Transcribe all the entries word for word, skipping the pictures.

-- begin Given records --

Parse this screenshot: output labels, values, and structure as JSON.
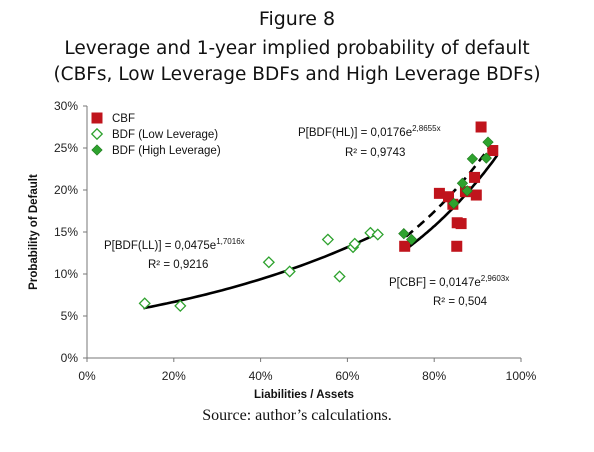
{
  "figure": {
    "number_label": "Figure 8",
    "title_line1": "Leverage and 1-year implied probability of default",
    "title_line2": "(CBFs, Low Leverage BDFs and High Leverage BDFs)",
    "source": "Source: author’s calculations."
  },
  "chart_data": {
    "type": "scatter",
    "xlabel": "Liabilities / Assets",
    "ylabel": "Probability of Default",
    "xlim": [
      0,
      1
    ],
    "ylim": [
      0,
      0.3
    ],
    "x_ticks": [
      "0%",
      "20%",
      "40%",
      "60%",
      "80%",
      "100%"
    ],
    "y_ticks": [
      "0%",
      "5%",
      "10%",
      "15%",
      "20%",
      "25%",
      "30%"
    ],
    "grid": false,
    "legend_position": "top-left",
    "colors": {
      "cbf": "#c0141c",
      "bdf_low": "#2ea22e",
      "bdf_high": "#2ea22e",
      "fit": "#000000"
    },
    "series": [
      {
        "name": "CBF",
        "marker": "square",
        "points": [
          [
            0.732,
            0.133
          ],
          [
            0.812,
            0.196
          ],
          [
            0.833,
            0.192
          ],
          [
            0.843,
            0.183
          ],
          [
            0.852,
            0.133
          ],
          [
            0.853,
            0.161
          ],
          [
            0.862,
            0.16
          ],
          [
            0.872,
            0.198
          ],
          [
            0.893,
            0.215
          ],
          [
            0.897,
            0.194
          ],
          [
            0.908,
            0.275
          ],
          [
            0.935,
            0.247
          ]
        ]
      },
      {
        "name": "BDF (Low Leverage)",
        "marker": "diamond-open",
        "points": [
          [
            0.133,
            0.065
          ],
          [
            0.215,
            0.062
          ],
          [
            0.419,
            0.114
          ],
          [
            0.467,
            0.103
          ],
          [
            0.555,
            0.141
          ],
          [
            0.582,
            0.097
          ],
          [
            0.613,
            0.132
          ],
          [
            0.617,
            0.136
          ],
          [
            0.653,
            0.149
          ],
          [
            0.67,
            0.147
          ]
        ]
      },
      {
        "name": "BDF (High Leverage)",
        "marker": "diamond-filled",
        "points": [
          [
            0.73,
            0.148
          ],
          [
            0.748,
            0.141
          ],
          [
            0.845,
            0.184
          ],
          [
            0.865,
            0.208
          ],
          [
            0.876,
            0.199
          ],
          [
            0.888,
            0.237
          ],
          [
            0.92,
            0.238
          ],
          [
            0.924,
            0.257
          ]
        ]
      }
    ],
    "fits": [
      {
        "series": "BDF (Low Leverage)",
        "style": "solid",
        "a": 0.0475,
        "b": 1.7016,
        "x_range": [
          0.13,
          0.675
        ],
        "equation": "P[BDF(LL)] = 0,0475e",
        "exponent": "1,7016x",
        "r2": "R² = 0,9216"
      },
      {
        "series": "BDF (High Leverage)",
        "style": "dashed",
        "a": 0.0176,
        "b": 2.8655,
        "x_range": [
          0.735,
          0.93
        ],
        "equation": "P[BDF(HL)] = 0,0176e",
        "exponent": "2,8655x",
        "r2": "R² = 0,9743"
      },
      {
        "series": "CBF",
        "style": "solid",
        "a": 0.0147,
        "b": 2.9603,
        "x_range": [
          0.735,
          0.945
        ],
        "equation": "P[CBF] = 0,0147e",
        "exponent": "2,9603x",
        "r2": "R² = 0,504"
      }
    ]
  }
}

-- end Given records --

Full response
Parse this screenshot: output labels, values, and structure as JSON.
{
  "figure": {
    "number_label": "Figure 8",
    "title_line1": "Leverage and 1-year implied probability of default",
    "title_line2": "(CBFs, Low Leverage BDFs and High Leverage BDFs)",
    "source": "Source: author’s calculations."
  },
  "chart_data": {
    "type": "scatter",
    "xlabel": "Liabilities / Assets",
    "ylabel": "Probability of Default",
    "xlim": [
      0,
      1
    ],
    "ylim": [
      0,
      0.3
    ],
    "x_ticks": [
      "0%",
      "20%",
      "40%",
      "60%",
      "80%",
      "100%"
    ],
    "y_ticks": [
      "0%",
      "5%",
      "10%",
      "15%",
      "20%",
      "25%",
      "30%"
    ],
    "grid": false,
    "legend_position": "top-left",
    "colors": {
      "cbf": "#c0141c",
      "bdf_low": "#2ea22e",
      "bdf_high": "#2ea22e",
      "fit": "#000000"
    },
    "series": [
      {
        "name": "CBF",
        "marker": "square",
        "points": [
          [
            0.732,
            0.133
          ],
          [
            0.812,
            0.196
          ],
          [
            0.833,
            0.192
          ],
          [
            0.843,
            0.183
          ],
          [
            0.852,
            0.133
          ],
          [
            0.853,
            0.161
          ],
          [
            0.862,
            0.16
          ],
          [
            0.872,
            0.198
          ],
          [
            0.893,
            0.215
          ],
          [
            0.897,
            0.194
          ],
          [
            0.908,
            0.275
          ],
          [
            0.935,
            0.247
          ]
        ]
      },
      {
        "name": "BDF (Low Leverage)",
        "marker": "diamond-open",
        "points": [
          [
            0.133,
            0.065
          ],
          [
            0.215,
            0.062
          ],
          [
            0.419,
            0.114
          ],
          [
            0.467,
            0.103
          ],
          [
            0.555,
            0.141
          ],
          [
            0.582,
            0.097
          ],
          [
            0.613,
            0.132
          ],
          [
            0.617,
            0.136
          ],
          [
            0.653,
            0.149
          ],
          [
            0.67,
            0.147
          ]
        ]
      },
      {
        "name": "BDF (High Leverage)",
        "marker": "diamond-filled",
        "points": [
          [
            0.73,
            0.148
          ],
          [
            0.748,
            0.141
          ],
          [
            0.845,
            0.184
          ],
          [
            0.865,
            0.208
          ],
          [
            0.876,
            0.199
          ],
          [
            0.888,
            0.237
          ],
          [
            0.92,
            0.238
          ],
          [
            0.924,
            0.257
          ]
        ]
      }
    ],
    "fits": [
      {
        "series": "BDF (Low Leverage)",
        "style": "solid",
        "a": 0.0475,
        "b": 1.7016,
        "x_range": [
          0.13,
          0.675
        ],
        "equation": "P[BDF(LL)] = 0,0475e",
        "exponent": "1,7016x",
        "r2": "R² = 0,9216"
      },
      {
        "series": "BDF (High Leverage)",
        "style": "dashed",
        "a": 0.0176,
        "b": 2.8655,
        "x_range": [
          0.735,
          0.93
        ],
        "equation": "P[BDF(HL)] = 0,0176e",
        "exponent": "2,8655x",
        "r2": "R² = 0,9743"
      },
      {
        "series": "CBF",
        "style": "solid",
        "a": 0.0147,
        "b": 2.9603,
        "x_range": [
          0.735,
          0.945
        ],
        "equation": "P[CBF] = 0,0147e",
        "exponent": "2,9603x",
        "r2": "R² = 0,504"
      }
    ]
  }
}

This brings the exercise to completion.